#### WRITTEN REQUEST:
Set the data down again, exactly as it reads, but without the pictures.

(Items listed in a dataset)
%%

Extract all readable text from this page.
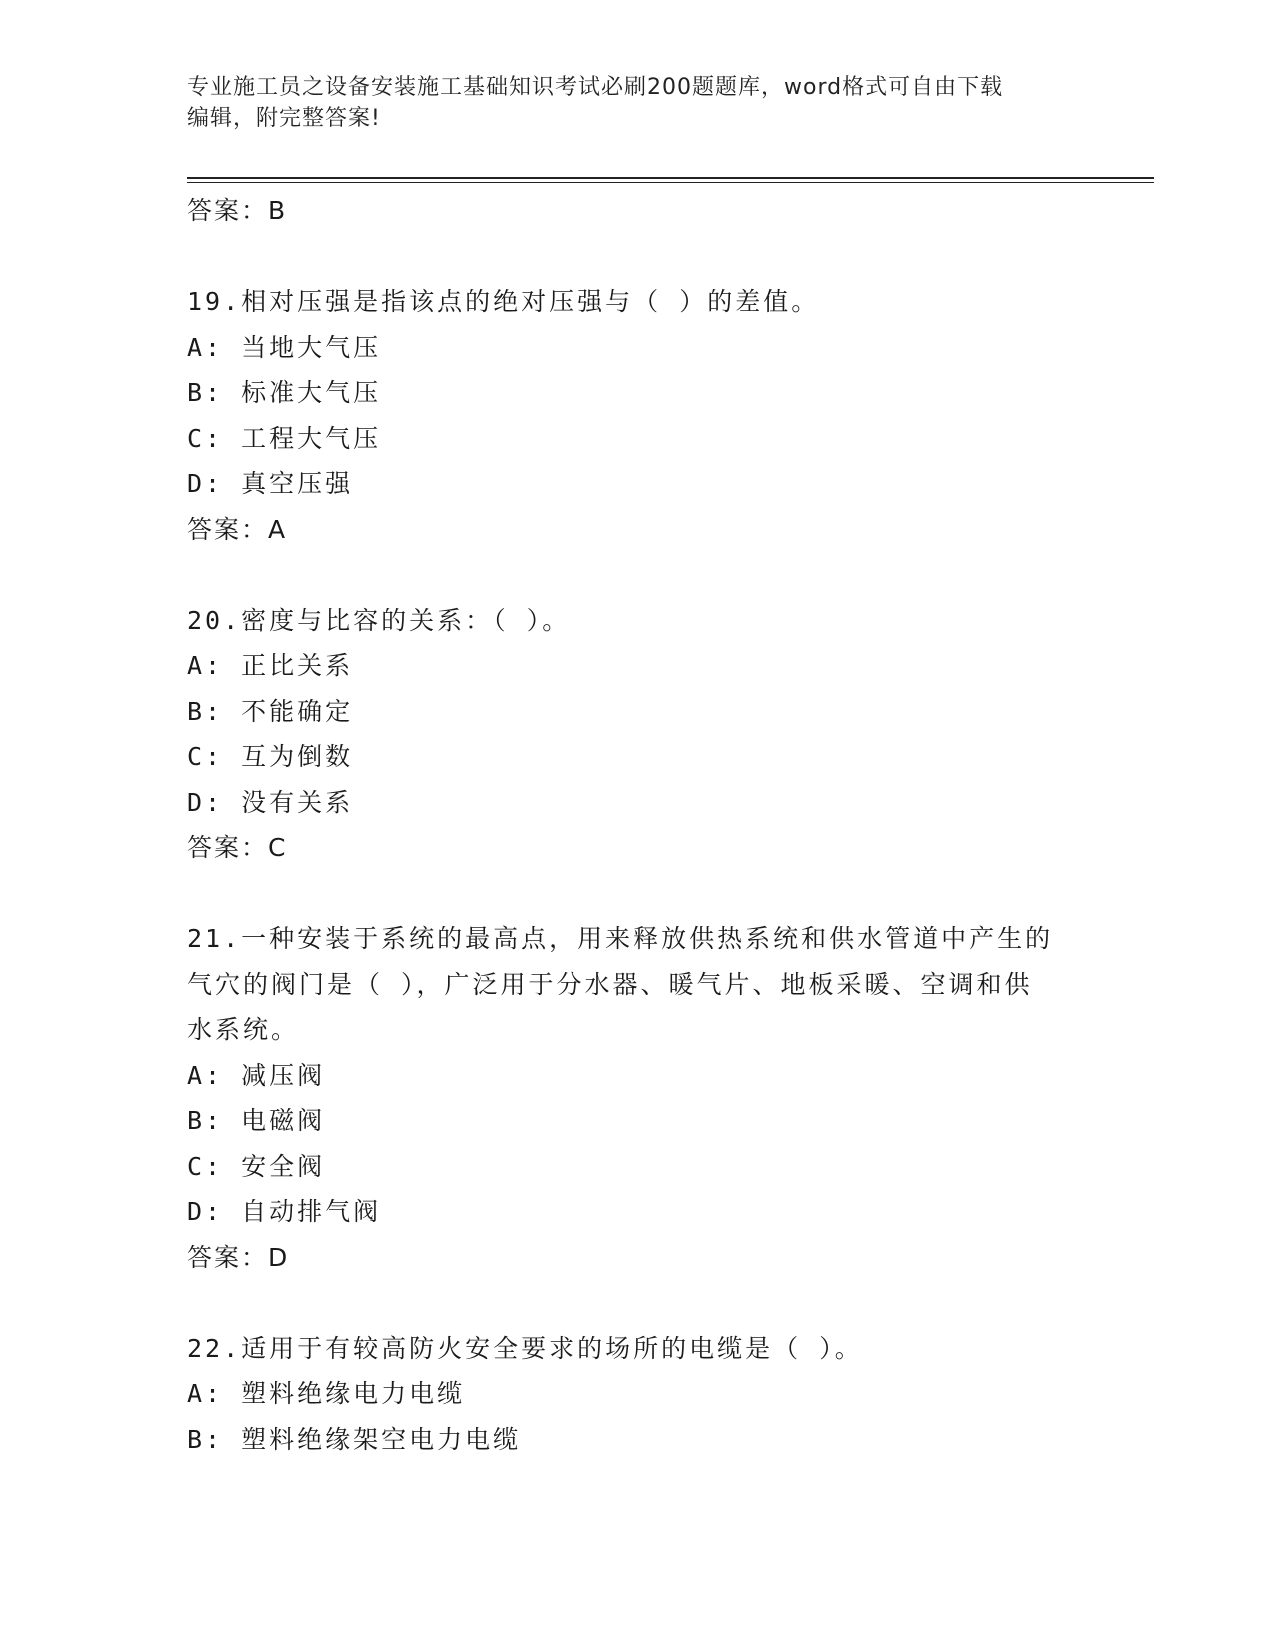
专业施工员之设备安装施工基础知识考试必刷200题题库，word格式可自由下载
编辑，附完整答案!
答案：B
19.相对压强是指该点的绝对压强与（ ）的差值。
A: 当地大气压
B: 标准大气压
C: 工程大气压
D: 真空压强
答案：A
20.密度与比容的关系：（ ）。
A: 正比关系
B: 不能确定
C: 互为倒数
D: 没有关系
答案：C
21.一种安装于系统的最高点，用来释放供热系统和供水管道中产生的
气穴的阀门是（ ），广泛用于分水器、暖气片、地板采暖、空调和供
水系统。
A: 减压阀
B: 电磁阀
C: 安全阀
D: 自动排气阀
答案：D
22.适用于有较高防火安全要求的场所的电缆是（ ）。
A: 塑料绝缘电力电缆
B: 塑料绝缘架空电力电缆
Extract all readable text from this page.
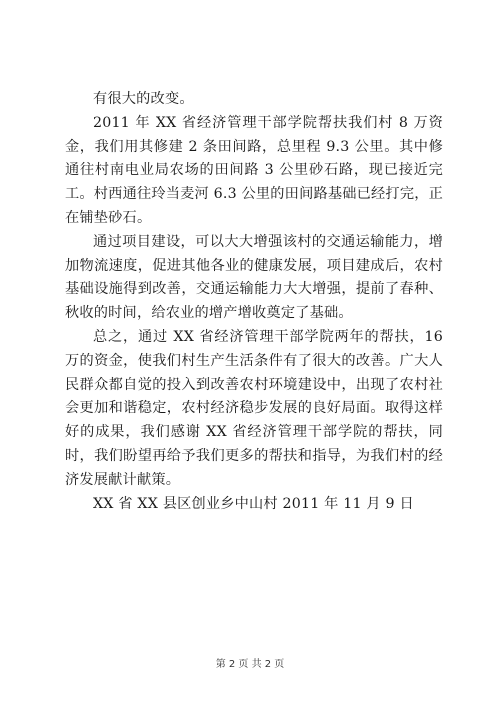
有很大的改变。

2011 年 XX 省经济管理干部学院帮扶我们村 8 万资金，我们用其修建 2 条田间路，总里程 9.3 公里。其中修通往村南电业局农场的田间路 3 公里砂石路，现已接近完工。村西通往玲当麦河 6.3 公里的田间路基础已经打完，正在铺垫砂石。

通过项目建设，可以大大增强该村的交通运输能力，增加物流速度，促进其他各业的健康发展，项目建成后，农村基础设施得到改善，交通运输能力大大增强，提前了春种、秋收的时间，给农业的增产增收奠定了基础。

总之，通过 XX 省经济管理干部学院两年的帮扶，16 万的资金，使我们村生产生活条件有了很大的改善。广大人民群众都自觉的投入到改善农村环境建设中，出现了农村社会更加和谐稳定，农村经济稳步发展的良好局面。取得这样好的成果，我们感谢 XX 省经济管理干部学院的帮扶，同时，我们盼望再给予我们更多的帮扶和指导，为我们村的经济发展献计献策。

XX 省 XX 县区创业乡中山村 2011 年 11 月 9 日

第 2 页 共 2 页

%%

#### SOLUTION TO THIS TASK:
Extract all readable text from this page.
专业施工员之设备安装施工基础知识考试必刷200题题库，word格式可自由下载
编辑，附完整答案!
答案：B
19.相对压强是指该点的绝对压强与（ ）的差值。
A: 当地大气压
B: 标准大气压
C: 工程大气压
D: 真空压强
答案：A
20.密度与比容的关系：（ ）。
A: 正比关系
B: 不能确定
C: 互为倒数
D: 没有关系
答案：C
21.一种安装于系统的最高点，用来释放供热系统和供水管道中产生的
气穴的阀门是（ ），广泛用于分水器、暖气片、地板采暖、空调和供
水系统。
A: 减压阀
B: 电磁阀
C: 安全阀
D: 自动排气阀
答案：D
22.适用于有较高防火安全要求的场所的电缆是（ ）。
A: 塑料绝缘电力电缆
B: 塑料绝缘架空电力电缆
Extract all readable text from this page.
有很大的改变。

2011 年 XX 省经济管理干部学院帮扶我们村 8 万资金，我们用其修建 2 条田间路，总里程 9.3 公里。其中修通往村南电业局农场的田间路 3 公里砂石路，现已接近完工。村西通往玲当麦河 6.3 公里的田间路基础已经打完，正在铺垫砂石。

通过项目建设，可以大大增强该村的交通运输能力，增加物流速度，促进其他各业的健康发展，项目建成后，农村基础设施得到改善，交通运输能力大大增强，提前了春种、秋收的时间，给农业的增产增收奠定了基础。

总之，通过 XX 省经济管理干部学院两年的帮扶，16 万的资金，使我们村生产生活条件有了很大的改善。广大人民群众都自觉的投入到改善农村环境建设中，出现了农村社会更加和谐稳定，农村经济稳步发展的良好局面。取得这样好的成果，我们感谢 XX 省经济管理干部学院的帮扶，同时，我们盼望再给予我们更多的帮扶和指导，为我们村的经济发展献计献策。

XX 省 XX 县区创业乡中山村 2011 年 11 月 9 日

第 2 页 共 2 页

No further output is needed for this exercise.